== PROBLEM TO WORK ON ==
Each line below should be reproduced without any alteration.
════
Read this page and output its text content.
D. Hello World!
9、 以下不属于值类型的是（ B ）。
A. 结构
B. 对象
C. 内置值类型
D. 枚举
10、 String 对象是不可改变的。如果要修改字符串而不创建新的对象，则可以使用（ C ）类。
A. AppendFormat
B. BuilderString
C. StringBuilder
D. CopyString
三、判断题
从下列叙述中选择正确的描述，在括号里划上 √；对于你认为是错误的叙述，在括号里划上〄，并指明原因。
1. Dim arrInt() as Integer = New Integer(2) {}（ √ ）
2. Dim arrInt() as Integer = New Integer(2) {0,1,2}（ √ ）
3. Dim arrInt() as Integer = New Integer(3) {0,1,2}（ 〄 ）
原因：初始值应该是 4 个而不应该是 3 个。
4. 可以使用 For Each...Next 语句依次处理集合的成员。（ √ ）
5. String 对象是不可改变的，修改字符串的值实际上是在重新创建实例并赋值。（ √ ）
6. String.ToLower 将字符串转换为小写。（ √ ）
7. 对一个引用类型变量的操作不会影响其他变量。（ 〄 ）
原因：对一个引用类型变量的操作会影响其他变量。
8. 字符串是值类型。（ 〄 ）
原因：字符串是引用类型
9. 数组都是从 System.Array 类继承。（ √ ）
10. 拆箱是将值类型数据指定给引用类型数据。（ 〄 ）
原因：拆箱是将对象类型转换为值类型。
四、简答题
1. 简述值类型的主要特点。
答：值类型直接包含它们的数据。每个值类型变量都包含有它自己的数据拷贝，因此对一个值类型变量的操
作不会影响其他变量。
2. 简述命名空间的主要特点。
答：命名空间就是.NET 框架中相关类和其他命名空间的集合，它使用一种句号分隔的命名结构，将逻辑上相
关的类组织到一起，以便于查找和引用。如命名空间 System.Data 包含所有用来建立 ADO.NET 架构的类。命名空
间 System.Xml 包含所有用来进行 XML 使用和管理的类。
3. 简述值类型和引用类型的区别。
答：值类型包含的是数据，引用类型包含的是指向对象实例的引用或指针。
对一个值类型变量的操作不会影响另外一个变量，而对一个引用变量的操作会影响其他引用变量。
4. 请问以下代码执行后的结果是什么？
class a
════
== REPLY ==
Read this page and output its text content.
D. Hello World!
9、 以下不属于值类型的是（ B ）。
A. 结构
B. 对象
C. 内置值类型
D. 枚举
10、 String 对象是不可改变的。如果要修改字符串而不创建新的对象，则可以使用（ C ）类。
A. AppendFormat
B. BuilderString
C. StringBuilder
D. CopyString
三、判断题
从下列叙述中选择正确的描述，在括号里划上 √；对于你认为是错误的叙述，在括号里划上〄，并指明原因。
1. Dim arrInt() as Integer = New Integer(2) {}（ √ ）
2. Dim arrInt() as Integer = New Integer(2) {0,1,2}（ √ ）
3. Dim arrInt() as Integer = New Integer(3) {0,1,2}（ 〄 ）
原因：初始值应该是 4 个而不应该是 3 个。
4. 可以使用 For Each...Next 语句依次处理集合的成员。（ √ ）
5. String 对象是不可改变的，修改字符串的值实际上是在重新创建实例并赋值。（ √ ）
6. String.ToLower 将字符串转换为小写。（ √ ）
7. 对一个引用类型变量的操作不会影响其他变量。（ 〄 ）
原因：对一个引用类型变量的操作会影响其他变量。
8. 字符串是值类型。（ 〄 ）
原因：字符串是引用类型
9. 数组都是从 System.Array 类继承。（ √ ）
10. 拆箱是将值类型数据指定给引用类型数据。（ 〄 ）
原因：拆箱是将对象类型转换为值类型。
四、简答题
1. 简述值类型的主要特点。
答：值类型直接包含它们的数据。每个值类型变量都包含有它自己的数据拷贝，因此对一个值类型变量的操
作不会影响其他变量。
2. 简述命名空间的主要特点。
答：命名空间就是.NET 框架中相关类和其他命名空间的集合，它使用一种句号分隔的命名结构，将逻辑上相
关的类组织到一起，以便于查找和引用。如命名空间 System.Data 包含所有用来建立 ADO.NET 架构的类。命名空
间 System.Xml 包含所有用来进行 XML 使用和管理的类。
3. 简述值类型和引用类型的区别。
答：值类型包含的是数据，引用类型包含的是指向对象实例的引用或指针。
对一个值类型变量的操作不会影响另外一个变量，而对一个引用变量的操作会影响其他引用变量。
4. 请问以下代码执行后的结果是什么？
class a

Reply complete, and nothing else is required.